| Travail à faire |
1) Dressez la liste de toutes les organisations que l'extrait à lire désigne par leur nom.
2) Recopiez mot pour mot le passage de l'extrait à lire compris entre « Cette décision se » et « cantonales et fédérales. », ces deux passages inclus.
:: Extrait à lire ::
Pas moins de 600 plaintes ont déjà été enregistrées en Suisse dans l’affaire des moteurs truqués du groupe allemand Volkswagen. Toutes seront traitées par le Ministère public de la Confédération (MPC).

La Conférence des procureurs de Suisse (CPS) et le Ministère public de la Confédération ont convenu de rassembler toutes les plaintes pénales déposées en Suisse auprès du MPC, indique jeudi ce dernier dans un communiqué.

Cette décision se fonde sur la convention passée le 21 novembre 2013 entre la CPS et le MPC sur la collaboration dans les affaires de criminalité complexe. La CPS a pour but de promouvoir la coopération des autorités de poursuite pénale cantonales et fédérales.
:::
:: Enregistrements du jeu ::
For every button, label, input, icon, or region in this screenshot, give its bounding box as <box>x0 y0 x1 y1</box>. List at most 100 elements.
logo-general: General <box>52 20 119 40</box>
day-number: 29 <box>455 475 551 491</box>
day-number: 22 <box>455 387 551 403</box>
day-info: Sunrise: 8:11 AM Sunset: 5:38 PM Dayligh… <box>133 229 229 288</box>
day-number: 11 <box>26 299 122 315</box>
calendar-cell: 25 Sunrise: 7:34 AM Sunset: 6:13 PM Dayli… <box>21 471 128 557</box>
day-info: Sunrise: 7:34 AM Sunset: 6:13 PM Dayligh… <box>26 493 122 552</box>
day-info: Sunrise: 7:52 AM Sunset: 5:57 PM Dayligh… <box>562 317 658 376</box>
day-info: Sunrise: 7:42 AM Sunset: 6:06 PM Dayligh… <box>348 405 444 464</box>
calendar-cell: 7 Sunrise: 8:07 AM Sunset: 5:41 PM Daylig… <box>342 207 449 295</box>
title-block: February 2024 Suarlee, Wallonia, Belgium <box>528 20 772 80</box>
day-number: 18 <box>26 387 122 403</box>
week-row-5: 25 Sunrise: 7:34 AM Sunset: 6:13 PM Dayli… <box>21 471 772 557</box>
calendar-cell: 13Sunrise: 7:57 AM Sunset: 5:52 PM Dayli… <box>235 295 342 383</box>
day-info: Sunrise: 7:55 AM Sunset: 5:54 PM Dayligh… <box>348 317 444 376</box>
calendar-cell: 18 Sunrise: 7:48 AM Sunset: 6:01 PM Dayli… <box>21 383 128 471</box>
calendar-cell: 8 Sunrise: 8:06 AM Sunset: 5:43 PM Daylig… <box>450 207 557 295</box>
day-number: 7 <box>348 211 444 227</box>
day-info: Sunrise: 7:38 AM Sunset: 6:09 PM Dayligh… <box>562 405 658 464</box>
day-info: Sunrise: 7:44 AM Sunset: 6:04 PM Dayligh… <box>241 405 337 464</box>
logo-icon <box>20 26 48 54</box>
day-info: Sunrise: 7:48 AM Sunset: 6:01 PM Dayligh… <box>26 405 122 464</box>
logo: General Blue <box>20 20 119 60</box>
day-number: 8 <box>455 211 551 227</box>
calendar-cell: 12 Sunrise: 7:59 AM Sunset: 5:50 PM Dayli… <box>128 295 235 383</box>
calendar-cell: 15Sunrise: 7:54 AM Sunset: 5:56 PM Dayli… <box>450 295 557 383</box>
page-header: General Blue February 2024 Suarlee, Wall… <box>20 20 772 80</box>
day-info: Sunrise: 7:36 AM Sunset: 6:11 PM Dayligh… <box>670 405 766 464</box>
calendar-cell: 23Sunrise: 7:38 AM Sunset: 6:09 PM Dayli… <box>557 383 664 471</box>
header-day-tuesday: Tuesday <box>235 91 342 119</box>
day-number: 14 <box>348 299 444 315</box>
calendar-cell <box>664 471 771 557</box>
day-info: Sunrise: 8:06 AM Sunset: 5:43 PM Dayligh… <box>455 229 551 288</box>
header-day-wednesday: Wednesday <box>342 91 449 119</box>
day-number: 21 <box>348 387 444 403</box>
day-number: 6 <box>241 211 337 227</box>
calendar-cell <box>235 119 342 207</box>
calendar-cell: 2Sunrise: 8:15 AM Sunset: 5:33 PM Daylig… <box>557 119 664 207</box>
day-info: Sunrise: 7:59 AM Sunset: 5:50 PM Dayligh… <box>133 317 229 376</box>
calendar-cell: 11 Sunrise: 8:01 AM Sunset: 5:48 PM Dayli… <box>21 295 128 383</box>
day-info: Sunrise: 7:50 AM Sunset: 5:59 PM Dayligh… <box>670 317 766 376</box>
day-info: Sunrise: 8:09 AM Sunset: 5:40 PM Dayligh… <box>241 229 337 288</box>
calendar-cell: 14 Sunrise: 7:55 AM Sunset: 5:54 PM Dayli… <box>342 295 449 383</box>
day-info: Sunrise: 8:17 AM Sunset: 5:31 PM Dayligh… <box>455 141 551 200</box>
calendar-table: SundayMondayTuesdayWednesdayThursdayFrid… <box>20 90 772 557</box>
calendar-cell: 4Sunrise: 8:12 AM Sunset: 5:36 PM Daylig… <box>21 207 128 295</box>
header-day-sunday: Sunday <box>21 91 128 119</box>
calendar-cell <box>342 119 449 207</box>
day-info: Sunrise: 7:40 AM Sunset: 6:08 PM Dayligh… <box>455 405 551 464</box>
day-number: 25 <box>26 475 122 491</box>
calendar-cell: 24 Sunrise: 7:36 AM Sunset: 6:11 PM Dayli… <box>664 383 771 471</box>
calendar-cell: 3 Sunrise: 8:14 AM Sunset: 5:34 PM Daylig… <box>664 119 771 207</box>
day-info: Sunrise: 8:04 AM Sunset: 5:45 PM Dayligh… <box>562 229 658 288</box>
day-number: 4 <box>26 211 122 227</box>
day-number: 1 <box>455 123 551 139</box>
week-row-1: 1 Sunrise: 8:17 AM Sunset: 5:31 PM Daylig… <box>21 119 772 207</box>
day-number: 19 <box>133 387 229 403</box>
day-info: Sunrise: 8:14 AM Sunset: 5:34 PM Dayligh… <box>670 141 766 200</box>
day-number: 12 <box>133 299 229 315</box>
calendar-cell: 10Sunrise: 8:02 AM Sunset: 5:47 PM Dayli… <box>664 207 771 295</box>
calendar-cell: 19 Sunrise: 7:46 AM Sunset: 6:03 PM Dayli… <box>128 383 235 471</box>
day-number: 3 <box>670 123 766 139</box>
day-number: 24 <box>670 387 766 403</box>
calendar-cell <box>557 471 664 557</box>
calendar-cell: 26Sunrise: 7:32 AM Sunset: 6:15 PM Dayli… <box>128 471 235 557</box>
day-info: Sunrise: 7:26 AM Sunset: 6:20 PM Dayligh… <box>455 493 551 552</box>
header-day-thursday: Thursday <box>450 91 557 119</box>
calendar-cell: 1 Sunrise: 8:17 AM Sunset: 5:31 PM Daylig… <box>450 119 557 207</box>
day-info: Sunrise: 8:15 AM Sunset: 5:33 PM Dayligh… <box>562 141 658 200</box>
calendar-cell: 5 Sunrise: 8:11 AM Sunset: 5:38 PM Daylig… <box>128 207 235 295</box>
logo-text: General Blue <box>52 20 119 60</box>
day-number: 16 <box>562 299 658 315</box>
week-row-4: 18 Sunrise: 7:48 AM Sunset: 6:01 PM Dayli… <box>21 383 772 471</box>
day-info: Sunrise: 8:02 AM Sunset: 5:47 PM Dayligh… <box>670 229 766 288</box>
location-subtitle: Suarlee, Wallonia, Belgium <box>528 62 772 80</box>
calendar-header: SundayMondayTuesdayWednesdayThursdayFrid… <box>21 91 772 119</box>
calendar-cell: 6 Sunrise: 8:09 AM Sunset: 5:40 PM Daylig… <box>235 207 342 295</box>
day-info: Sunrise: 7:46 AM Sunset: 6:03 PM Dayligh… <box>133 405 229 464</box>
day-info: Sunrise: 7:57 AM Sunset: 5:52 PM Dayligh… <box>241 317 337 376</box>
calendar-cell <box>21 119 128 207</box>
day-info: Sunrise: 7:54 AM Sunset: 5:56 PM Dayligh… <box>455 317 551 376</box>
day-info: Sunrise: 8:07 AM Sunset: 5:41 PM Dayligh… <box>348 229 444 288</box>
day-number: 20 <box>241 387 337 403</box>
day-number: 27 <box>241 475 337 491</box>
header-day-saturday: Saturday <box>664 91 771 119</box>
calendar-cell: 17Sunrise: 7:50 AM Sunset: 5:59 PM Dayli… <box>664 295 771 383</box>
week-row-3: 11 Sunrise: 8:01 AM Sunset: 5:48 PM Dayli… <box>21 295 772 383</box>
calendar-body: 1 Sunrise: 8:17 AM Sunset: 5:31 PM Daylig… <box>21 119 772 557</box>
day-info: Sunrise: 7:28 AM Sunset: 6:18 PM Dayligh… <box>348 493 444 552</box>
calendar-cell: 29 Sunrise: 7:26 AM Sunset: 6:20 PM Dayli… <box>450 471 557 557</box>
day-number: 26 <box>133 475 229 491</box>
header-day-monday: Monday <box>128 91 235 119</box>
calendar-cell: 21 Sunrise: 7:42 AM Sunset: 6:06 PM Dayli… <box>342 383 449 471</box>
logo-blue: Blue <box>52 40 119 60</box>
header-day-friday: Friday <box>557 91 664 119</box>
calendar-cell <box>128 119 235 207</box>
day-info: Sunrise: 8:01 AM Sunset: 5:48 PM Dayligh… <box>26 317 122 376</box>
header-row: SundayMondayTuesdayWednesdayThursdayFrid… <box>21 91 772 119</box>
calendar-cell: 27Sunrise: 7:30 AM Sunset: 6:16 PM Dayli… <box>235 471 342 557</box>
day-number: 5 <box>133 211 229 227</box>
:::
| Réponses dans l'ordre |
1)
- Volkswagen
- Ministère public de la Confédération (MPC)
- Conférence des procureurs de Suisse (CPS)

2)
Cette décision se fonde sur la convention passée le 21 novembre 2013 entre la CPS et le MPC sur la collaboration dans les affaires de criminalité complexe. La CPS a pour but de promouvoir la coopération des autorités de poursuite pénale cantonales et fédérales.